---- Provided records
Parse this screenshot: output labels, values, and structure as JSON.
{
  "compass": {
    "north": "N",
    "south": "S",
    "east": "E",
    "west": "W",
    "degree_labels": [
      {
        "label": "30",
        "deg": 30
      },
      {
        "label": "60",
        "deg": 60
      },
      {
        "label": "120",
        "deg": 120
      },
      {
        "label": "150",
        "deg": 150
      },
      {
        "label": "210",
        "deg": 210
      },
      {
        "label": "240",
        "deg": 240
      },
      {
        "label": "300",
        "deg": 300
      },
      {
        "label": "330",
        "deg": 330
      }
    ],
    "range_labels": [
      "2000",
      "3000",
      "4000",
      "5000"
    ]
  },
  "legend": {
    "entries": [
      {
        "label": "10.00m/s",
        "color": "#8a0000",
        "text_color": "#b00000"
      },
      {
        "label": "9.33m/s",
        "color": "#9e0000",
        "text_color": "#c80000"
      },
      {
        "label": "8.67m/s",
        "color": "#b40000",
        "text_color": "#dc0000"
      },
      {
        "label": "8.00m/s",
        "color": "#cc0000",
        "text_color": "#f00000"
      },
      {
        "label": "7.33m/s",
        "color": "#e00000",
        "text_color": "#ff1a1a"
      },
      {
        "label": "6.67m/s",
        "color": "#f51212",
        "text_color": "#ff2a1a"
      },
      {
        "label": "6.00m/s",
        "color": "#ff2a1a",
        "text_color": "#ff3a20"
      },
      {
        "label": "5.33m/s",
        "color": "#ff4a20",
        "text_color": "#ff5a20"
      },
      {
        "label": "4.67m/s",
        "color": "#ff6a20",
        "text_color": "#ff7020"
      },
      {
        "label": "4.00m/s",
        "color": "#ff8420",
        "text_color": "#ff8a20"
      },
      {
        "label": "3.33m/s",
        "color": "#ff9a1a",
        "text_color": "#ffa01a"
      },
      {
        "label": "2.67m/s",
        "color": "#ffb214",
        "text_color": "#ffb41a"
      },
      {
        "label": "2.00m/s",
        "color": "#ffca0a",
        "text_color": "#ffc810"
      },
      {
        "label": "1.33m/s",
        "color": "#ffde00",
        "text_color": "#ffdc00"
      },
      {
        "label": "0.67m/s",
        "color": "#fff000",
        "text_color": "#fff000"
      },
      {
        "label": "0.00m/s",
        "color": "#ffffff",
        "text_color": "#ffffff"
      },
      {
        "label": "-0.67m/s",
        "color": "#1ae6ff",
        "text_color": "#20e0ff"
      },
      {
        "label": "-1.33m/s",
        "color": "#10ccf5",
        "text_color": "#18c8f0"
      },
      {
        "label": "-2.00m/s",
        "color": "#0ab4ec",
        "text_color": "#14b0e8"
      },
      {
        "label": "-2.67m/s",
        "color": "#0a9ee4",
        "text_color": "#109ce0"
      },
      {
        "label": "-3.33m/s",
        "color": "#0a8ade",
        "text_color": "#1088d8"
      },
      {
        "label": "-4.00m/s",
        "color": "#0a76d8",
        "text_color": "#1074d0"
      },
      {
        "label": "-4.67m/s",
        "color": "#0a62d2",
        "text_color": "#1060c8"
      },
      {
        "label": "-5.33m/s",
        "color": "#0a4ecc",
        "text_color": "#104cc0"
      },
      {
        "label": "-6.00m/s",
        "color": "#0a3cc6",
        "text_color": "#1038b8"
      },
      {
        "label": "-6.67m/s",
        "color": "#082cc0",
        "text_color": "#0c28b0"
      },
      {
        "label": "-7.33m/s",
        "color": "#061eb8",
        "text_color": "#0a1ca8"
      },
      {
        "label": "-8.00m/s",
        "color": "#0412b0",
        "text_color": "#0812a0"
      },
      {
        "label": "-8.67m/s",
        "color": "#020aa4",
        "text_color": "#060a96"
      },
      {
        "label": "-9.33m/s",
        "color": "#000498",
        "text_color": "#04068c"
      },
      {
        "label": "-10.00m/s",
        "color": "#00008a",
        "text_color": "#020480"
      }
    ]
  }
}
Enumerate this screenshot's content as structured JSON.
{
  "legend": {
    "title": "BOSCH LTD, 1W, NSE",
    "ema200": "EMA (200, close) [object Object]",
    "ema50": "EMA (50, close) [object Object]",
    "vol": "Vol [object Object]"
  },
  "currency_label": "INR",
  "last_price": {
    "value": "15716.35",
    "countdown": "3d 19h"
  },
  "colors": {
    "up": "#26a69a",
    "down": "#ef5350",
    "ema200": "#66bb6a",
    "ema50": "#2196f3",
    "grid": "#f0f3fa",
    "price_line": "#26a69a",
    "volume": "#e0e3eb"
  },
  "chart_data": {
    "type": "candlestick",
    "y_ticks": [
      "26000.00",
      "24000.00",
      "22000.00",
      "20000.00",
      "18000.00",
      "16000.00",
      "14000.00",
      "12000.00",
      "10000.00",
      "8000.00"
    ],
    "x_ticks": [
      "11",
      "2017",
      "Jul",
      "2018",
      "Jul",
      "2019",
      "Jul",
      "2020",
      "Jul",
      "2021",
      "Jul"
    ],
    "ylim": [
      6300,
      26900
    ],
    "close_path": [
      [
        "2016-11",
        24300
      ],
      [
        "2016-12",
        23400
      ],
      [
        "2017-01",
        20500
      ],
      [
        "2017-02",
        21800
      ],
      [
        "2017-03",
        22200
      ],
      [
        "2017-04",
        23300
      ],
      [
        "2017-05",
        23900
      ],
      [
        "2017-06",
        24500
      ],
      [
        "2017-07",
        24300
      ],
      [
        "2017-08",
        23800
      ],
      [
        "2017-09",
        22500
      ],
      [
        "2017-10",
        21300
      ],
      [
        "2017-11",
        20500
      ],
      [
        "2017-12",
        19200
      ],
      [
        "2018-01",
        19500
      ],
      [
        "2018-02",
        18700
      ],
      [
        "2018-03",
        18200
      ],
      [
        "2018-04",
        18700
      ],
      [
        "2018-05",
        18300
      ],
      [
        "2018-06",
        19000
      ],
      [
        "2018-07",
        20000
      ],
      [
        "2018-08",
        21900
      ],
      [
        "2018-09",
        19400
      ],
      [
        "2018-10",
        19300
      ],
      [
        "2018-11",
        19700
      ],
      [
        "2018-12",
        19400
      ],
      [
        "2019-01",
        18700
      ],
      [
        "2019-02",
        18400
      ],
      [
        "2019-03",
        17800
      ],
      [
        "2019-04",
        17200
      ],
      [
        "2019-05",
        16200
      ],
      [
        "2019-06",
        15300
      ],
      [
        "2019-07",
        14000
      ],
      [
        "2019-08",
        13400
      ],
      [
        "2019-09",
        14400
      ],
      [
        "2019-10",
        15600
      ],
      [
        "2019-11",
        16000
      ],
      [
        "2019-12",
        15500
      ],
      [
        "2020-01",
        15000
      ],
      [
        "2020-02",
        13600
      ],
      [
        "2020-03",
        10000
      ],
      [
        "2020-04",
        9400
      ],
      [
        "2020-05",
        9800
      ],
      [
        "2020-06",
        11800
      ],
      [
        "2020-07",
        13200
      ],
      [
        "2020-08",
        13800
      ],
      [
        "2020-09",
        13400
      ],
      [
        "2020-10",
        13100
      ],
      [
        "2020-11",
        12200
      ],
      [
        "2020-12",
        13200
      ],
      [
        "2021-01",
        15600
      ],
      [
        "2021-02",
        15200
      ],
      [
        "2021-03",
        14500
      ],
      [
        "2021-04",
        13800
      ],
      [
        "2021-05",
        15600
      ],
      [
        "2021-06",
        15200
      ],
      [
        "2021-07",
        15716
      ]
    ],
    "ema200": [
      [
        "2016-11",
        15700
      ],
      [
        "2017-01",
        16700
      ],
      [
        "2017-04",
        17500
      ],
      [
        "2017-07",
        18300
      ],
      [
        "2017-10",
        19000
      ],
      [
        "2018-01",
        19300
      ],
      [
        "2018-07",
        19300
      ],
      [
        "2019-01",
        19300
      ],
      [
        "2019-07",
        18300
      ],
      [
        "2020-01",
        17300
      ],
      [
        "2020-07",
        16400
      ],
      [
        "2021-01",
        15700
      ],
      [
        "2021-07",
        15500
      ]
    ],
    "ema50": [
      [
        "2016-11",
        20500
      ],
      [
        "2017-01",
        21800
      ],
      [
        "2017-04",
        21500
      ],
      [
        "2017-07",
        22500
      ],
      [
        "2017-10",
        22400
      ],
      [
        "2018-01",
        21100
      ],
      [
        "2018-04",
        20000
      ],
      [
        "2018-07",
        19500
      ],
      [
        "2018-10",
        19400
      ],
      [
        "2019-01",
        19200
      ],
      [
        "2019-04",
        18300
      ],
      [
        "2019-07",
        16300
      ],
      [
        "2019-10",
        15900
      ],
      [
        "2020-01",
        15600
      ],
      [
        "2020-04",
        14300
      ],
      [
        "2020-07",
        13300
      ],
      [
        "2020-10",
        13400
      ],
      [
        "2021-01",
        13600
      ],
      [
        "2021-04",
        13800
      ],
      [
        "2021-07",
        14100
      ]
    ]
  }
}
--------
• [What is asked]: Give solely the number of lines in the data that contain the string "screenshot".

• [Solution for this exercise]: 2